- Description of the task
Pick out each line of the records in which the word "hedersrelaterat" appears.

- Information provided

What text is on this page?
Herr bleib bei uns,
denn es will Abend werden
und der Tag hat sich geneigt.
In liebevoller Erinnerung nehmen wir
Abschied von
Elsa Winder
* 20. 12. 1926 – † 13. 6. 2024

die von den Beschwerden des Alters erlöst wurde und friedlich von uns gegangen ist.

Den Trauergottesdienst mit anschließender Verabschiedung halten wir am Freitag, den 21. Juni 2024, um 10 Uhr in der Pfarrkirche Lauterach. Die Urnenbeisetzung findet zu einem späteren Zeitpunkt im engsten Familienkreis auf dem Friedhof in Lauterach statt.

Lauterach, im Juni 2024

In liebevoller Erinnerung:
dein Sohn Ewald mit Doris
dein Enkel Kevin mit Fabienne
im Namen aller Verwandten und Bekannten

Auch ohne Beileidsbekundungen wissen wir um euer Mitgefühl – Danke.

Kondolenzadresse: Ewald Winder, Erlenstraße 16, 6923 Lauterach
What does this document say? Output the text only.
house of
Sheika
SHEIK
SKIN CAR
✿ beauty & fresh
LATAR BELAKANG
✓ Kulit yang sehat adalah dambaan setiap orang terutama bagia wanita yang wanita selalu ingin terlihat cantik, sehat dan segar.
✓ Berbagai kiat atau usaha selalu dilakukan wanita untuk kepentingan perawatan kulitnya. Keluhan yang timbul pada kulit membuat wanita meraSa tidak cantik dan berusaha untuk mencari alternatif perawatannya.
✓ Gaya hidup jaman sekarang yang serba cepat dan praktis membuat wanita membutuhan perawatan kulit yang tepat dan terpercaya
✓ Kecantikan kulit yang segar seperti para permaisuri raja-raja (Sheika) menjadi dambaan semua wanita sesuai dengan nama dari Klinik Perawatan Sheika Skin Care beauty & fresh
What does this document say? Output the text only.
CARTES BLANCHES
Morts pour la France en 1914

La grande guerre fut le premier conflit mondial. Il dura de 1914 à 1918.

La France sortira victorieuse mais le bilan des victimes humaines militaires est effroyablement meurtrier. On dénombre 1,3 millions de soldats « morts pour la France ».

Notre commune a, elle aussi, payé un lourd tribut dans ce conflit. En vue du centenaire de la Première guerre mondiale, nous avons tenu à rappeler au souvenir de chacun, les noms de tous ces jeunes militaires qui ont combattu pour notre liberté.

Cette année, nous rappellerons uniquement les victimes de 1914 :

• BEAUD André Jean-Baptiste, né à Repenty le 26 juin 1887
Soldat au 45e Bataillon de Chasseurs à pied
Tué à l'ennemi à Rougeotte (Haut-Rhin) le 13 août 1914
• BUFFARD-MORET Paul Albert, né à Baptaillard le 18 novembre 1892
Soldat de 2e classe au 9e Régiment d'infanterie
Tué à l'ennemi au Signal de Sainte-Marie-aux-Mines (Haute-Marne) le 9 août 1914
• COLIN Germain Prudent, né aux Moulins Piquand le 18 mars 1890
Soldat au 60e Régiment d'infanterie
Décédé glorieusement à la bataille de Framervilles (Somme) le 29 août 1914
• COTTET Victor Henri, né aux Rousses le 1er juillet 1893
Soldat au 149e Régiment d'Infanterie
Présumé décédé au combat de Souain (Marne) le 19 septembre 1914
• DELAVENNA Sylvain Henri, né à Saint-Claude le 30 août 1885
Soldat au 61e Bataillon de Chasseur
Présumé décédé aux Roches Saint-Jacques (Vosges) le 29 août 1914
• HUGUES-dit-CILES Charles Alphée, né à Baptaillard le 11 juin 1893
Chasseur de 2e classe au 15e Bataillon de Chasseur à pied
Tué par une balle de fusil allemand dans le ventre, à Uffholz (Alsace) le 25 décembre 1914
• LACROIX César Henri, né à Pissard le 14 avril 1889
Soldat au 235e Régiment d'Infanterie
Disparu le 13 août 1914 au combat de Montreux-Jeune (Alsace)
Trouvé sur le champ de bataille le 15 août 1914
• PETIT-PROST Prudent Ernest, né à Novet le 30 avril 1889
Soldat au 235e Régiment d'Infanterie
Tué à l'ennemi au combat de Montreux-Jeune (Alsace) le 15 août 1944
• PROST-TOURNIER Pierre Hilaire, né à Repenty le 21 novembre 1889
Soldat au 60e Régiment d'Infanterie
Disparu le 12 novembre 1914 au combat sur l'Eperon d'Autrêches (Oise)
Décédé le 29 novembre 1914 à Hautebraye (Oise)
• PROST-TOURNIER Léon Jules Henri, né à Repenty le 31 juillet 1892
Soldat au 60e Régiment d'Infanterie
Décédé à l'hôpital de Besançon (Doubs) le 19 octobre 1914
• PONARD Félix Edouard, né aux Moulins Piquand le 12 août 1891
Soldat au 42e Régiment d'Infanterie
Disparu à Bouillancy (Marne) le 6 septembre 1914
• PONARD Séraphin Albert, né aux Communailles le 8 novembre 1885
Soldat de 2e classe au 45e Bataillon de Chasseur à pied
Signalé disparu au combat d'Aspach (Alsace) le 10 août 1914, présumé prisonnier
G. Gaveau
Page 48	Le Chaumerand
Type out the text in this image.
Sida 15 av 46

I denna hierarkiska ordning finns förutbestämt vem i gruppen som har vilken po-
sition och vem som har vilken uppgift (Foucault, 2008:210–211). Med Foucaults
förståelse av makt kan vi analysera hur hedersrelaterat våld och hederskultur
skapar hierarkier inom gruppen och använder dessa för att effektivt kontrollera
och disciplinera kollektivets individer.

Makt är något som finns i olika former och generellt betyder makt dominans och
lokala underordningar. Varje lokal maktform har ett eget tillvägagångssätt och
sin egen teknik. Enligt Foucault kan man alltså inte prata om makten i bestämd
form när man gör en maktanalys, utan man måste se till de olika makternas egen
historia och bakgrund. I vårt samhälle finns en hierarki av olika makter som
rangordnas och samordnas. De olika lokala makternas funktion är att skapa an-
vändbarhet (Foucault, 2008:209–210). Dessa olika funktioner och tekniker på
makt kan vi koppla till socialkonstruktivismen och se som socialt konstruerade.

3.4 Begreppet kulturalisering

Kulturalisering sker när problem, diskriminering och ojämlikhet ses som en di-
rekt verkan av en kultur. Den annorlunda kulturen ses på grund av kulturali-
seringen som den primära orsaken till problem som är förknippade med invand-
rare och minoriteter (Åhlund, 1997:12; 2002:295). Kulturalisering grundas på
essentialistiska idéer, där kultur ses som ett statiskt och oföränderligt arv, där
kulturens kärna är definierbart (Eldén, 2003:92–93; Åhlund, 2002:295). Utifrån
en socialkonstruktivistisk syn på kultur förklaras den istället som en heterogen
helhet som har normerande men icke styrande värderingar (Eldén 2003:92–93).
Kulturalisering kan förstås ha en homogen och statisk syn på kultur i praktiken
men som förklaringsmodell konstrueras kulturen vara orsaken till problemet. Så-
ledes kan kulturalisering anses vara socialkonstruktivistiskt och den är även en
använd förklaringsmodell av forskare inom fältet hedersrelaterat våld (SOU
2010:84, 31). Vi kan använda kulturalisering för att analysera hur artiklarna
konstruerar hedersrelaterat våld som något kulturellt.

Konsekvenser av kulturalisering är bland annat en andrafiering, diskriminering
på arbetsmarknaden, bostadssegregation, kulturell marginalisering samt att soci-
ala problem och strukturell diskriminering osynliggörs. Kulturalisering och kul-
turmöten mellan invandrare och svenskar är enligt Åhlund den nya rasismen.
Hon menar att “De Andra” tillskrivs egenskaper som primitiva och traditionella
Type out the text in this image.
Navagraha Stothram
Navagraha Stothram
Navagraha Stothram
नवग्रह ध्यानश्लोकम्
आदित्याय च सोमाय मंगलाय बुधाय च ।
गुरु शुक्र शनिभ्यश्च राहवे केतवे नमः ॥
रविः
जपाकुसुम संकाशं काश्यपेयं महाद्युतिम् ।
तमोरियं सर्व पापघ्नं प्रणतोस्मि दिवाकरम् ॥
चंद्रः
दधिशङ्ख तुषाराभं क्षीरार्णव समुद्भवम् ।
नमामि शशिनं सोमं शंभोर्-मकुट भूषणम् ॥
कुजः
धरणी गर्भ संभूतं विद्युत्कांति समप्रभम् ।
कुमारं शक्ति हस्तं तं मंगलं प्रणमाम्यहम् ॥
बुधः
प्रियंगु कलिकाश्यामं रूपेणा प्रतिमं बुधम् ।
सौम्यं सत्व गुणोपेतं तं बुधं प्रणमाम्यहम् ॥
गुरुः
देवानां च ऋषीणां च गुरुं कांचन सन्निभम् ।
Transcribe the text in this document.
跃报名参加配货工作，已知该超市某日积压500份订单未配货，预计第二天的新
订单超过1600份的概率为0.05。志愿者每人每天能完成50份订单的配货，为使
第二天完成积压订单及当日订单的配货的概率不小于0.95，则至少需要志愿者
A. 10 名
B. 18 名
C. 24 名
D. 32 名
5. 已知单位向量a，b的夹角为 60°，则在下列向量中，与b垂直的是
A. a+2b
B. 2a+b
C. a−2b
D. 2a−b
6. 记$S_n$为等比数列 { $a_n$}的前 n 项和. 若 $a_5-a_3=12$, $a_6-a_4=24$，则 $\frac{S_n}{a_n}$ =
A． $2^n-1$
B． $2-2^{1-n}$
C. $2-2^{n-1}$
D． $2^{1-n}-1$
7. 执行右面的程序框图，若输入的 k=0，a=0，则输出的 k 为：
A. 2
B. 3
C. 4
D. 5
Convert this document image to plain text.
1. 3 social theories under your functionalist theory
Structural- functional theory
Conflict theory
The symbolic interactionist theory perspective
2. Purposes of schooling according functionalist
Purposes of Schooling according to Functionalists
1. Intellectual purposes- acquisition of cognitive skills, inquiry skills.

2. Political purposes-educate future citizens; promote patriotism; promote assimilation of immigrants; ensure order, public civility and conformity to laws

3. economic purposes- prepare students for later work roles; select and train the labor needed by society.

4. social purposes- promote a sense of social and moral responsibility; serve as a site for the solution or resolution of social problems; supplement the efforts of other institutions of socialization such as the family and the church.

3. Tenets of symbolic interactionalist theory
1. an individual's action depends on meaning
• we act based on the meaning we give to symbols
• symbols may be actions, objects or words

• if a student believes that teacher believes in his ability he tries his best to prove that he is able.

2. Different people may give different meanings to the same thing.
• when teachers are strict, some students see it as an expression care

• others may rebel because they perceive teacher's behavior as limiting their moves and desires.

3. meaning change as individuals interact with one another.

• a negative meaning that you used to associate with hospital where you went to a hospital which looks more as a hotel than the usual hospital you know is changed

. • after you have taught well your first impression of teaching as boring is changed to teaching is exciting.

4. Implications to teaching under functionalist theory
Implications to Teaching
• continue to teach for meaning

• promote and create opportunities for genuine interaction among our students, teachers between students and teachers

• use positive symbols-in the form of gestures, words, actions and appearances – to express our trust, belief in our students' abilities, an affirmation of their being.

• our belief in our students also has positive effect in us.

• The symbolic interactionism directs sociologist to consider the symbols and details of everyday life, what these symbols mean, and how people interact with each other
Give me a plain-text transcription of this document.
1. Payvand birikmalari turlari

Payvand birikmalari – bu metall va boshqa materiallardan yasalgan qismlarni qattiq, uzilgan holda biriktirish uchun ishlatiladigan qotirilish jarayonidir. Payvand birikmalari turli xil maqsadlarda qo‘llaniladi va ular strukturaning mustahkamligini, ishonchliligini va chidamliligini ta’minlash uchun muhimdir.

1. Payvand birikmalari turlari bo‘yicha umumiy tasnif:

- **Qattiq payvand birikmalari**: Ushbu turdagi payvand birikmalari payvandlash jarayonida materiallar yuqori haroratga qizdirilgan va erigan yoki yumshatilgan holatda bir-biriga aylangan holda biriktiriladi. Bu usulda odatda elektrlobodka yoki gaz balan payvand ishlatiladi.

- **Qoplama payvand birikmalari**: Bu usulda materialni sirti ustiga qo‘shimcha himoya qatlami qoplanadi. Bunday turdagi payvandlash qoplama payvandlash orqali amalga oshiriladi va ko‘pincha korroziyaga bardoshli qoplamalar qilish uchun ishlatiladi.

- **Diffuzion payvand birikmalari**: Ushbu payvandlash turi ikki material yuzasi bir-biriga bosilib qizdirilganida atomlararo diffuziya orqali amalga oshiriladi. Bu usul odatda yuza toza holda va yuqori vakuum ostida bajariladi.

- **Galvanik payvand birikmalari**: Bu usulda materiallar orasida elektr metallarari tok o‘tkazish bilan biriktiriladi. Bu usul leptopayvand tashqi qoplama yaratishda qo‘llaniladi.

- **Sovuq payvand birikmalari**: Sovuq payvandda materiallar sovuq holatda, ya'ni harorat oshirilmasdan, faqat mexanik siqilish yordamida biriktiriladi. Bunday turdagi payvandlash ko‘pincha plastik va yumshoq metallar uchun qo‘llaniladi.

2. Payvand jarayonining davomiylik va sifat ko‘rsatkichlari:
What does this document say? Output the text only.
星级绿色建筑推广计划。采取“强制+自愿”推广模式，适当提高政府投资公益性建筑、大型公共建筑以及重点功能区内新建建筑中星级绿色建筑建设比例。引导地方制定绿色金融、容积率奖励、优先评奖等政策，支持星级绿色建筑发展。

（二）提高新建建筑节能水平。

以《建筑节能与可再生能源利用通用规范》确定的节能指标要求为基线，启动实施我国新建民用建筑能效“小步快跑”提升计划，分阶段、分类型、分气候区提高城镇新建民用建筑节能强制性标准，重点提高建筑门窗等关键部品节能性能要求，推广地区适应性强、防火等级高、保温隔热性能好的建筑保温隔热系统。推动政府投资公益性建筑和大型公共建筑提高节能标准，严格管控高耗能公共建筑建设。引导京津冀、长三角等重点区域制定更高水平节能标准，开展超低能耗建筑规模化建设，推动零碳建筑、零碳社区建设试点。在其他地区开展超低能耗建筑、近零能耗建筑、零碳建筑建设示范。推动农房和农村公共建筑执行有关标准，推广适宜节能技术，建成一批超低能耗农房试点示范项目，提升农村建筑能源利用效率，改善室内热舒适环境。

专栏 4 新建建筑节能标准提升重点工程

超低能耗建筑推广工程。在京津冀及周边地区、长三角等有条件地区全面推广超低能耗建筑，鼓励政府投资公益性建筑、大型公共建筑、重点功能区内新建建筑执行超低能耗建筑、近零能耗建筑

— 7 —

- Task solution
förståelse av makt kan vi analysera hur hedersrelaterat våld och hederskultur
använd förklaringsmodell av forskare inom fältet hedersrelaterat våld (SOU
konstruerar hedersrelaterat våld som något kulturellt.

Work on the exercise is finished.